• _Written instruction_:
Without the pictures, print each of the records below exactly as it appears.
....
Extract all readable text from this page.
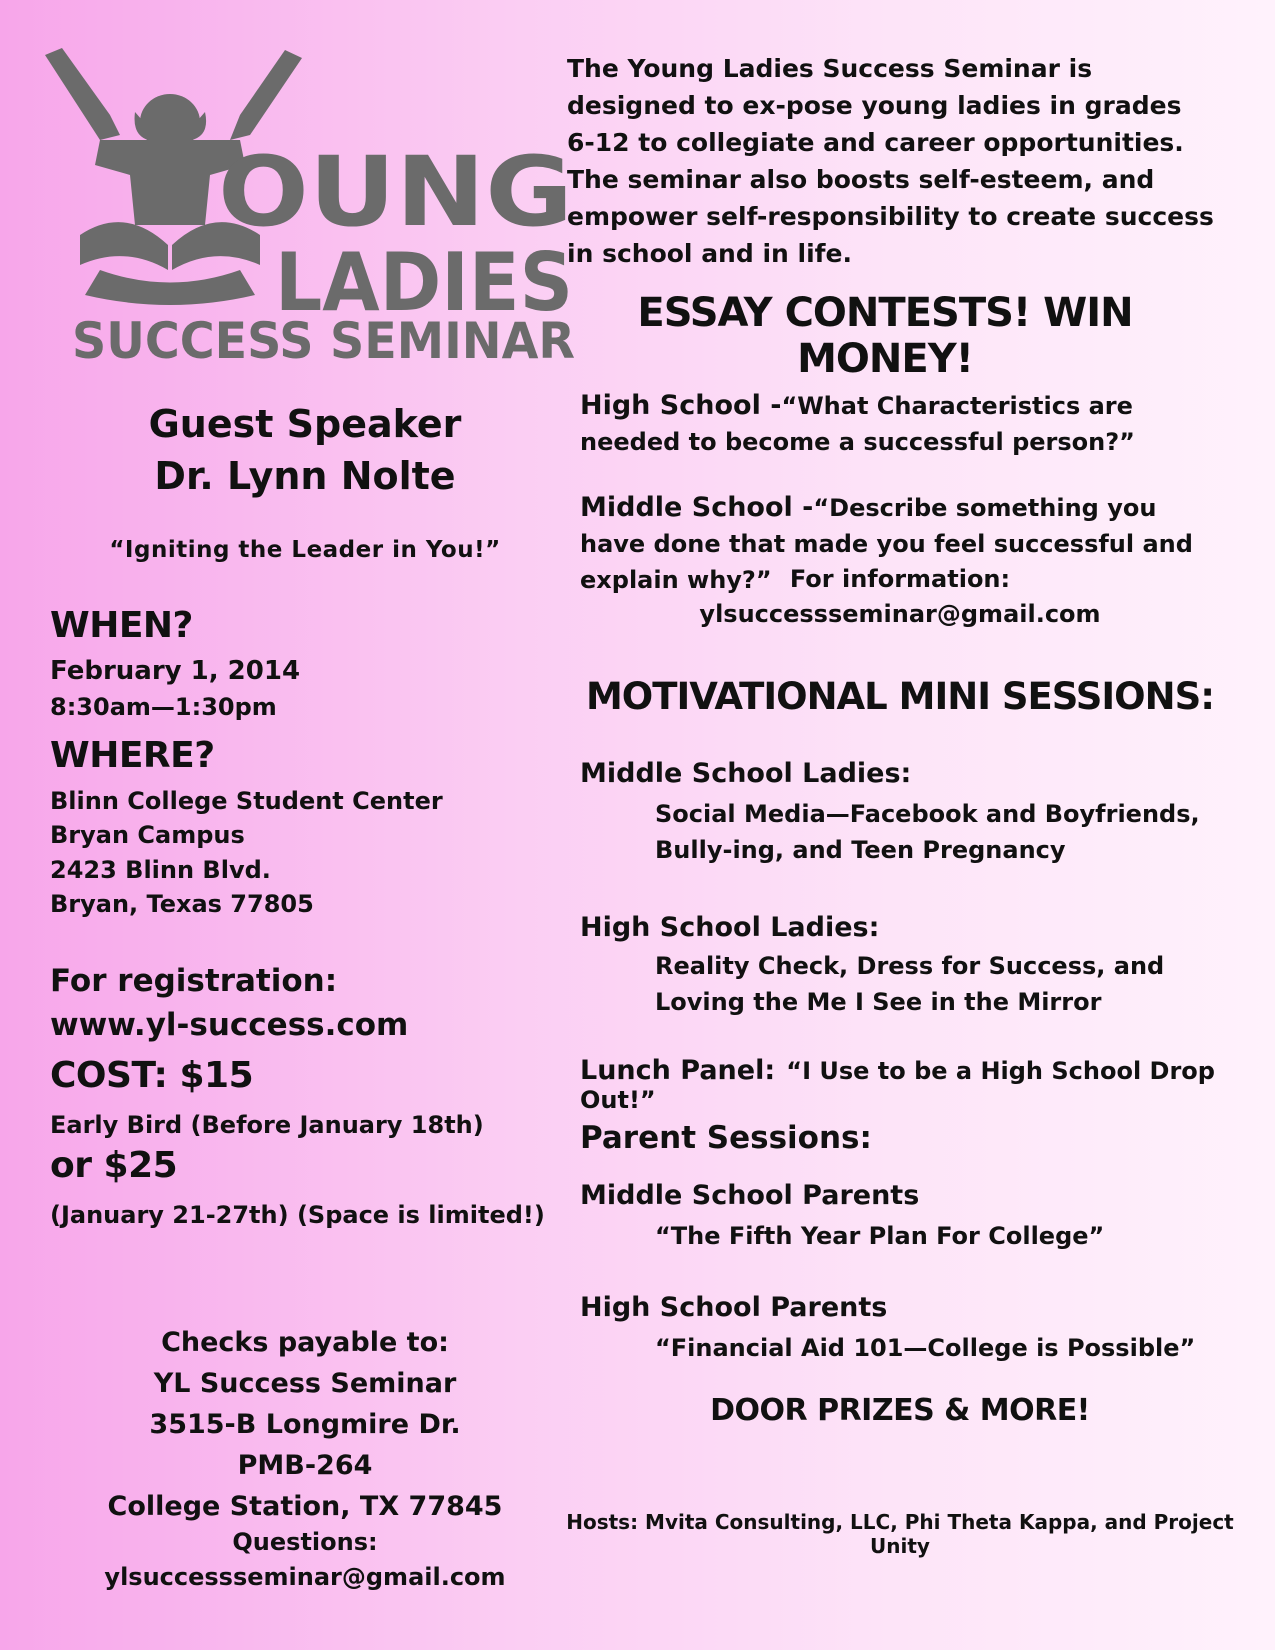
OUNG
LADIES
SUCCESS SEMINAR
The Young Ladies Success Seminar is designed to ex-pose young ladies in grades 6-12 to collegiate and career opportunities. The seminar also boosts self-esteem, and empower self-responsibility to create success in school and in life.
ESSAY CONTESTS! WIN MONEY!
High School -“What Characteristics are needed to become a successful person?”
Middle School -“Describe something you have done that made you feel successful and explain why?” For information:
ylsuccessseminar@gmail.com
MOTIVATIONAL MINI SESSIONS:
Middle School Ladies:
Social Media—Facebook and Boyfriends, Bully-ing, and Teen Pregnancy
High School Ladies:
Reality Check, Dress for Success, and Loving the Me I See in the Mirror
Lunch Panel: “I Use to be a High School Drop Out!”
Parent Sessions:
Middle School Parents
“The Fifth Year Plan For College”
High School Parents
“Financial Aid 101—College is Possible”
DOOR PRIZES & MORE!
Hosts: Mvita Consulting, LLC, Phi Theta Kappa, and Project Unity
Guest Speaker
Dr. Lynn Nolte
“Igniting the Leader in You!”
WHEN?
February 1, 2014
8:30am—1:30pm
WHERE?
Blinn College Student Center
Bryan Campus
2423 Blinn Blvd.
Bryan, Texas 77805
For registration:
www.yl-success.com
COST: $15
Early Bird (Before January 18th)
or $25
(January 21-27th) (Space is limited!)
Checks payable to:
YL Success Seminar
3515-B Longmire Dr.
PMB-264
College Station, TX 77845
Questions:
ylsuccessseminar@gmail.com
....
• _Result for this exercise_:
Extract all readable text from this page.
OUNG
LADIES
SUCCESS SEMINAR
The Young Ladies Success Seminar is designed to ex-pose young ladies in grades 6-12 to collegiate and career opportunities. The seminar also boosts self-esteem, and empower self-responsibility to create success in school and in life.
ESSAY CONTESTS! WIN MONEY!
High School -“What Characteristics are needed to become a successful person?”
Middle School -“Describe something you have done that made you feel successful and explain why?” For information:
ylsuccessseminar@gmail.com
MOTIVATIONAL MINI SESSIONS:
Middle School Ladies:
Social Media—Facebook and Boyfriends, Bully-ing, and Teen Pregnancy
High School Ladies:
Reality Check, Dress for Success, and Loving the Me I See in the Mirror
Lunch Panel: “I Use to be a High School Drop Out!”
Parent Sessions:
Middle School Parents
“The Fifth Year Plan For College”
High School Parents
“Financial Aid 101—College is Possible”
DOOR PRIZES & MORE!
Hosts: Mvita Consulting, LLC, Phi Theta Kappa, and Project Unity
Guest Speaker
Dr. Lynn Nolte
“Igniting the Leader in You!”
WHEN?
February 1, 2014
8:30am—1:30pm
WHERE?
Blinn College Student Center
Bryan Campus
2423 Blinn Blvd.
Bryan, Texas 77805
For registration:
www.yl-success.com
COST: $15
Early Bird (Before January 18th)
or $25
(January 21-27th) (Space is limited!)
Checks payable to:
YL Success Seminar
3515-B Longmire Dr.
PMB-264
College Station, TX 77845
Questions:
ylsuccessseminar@gmail.com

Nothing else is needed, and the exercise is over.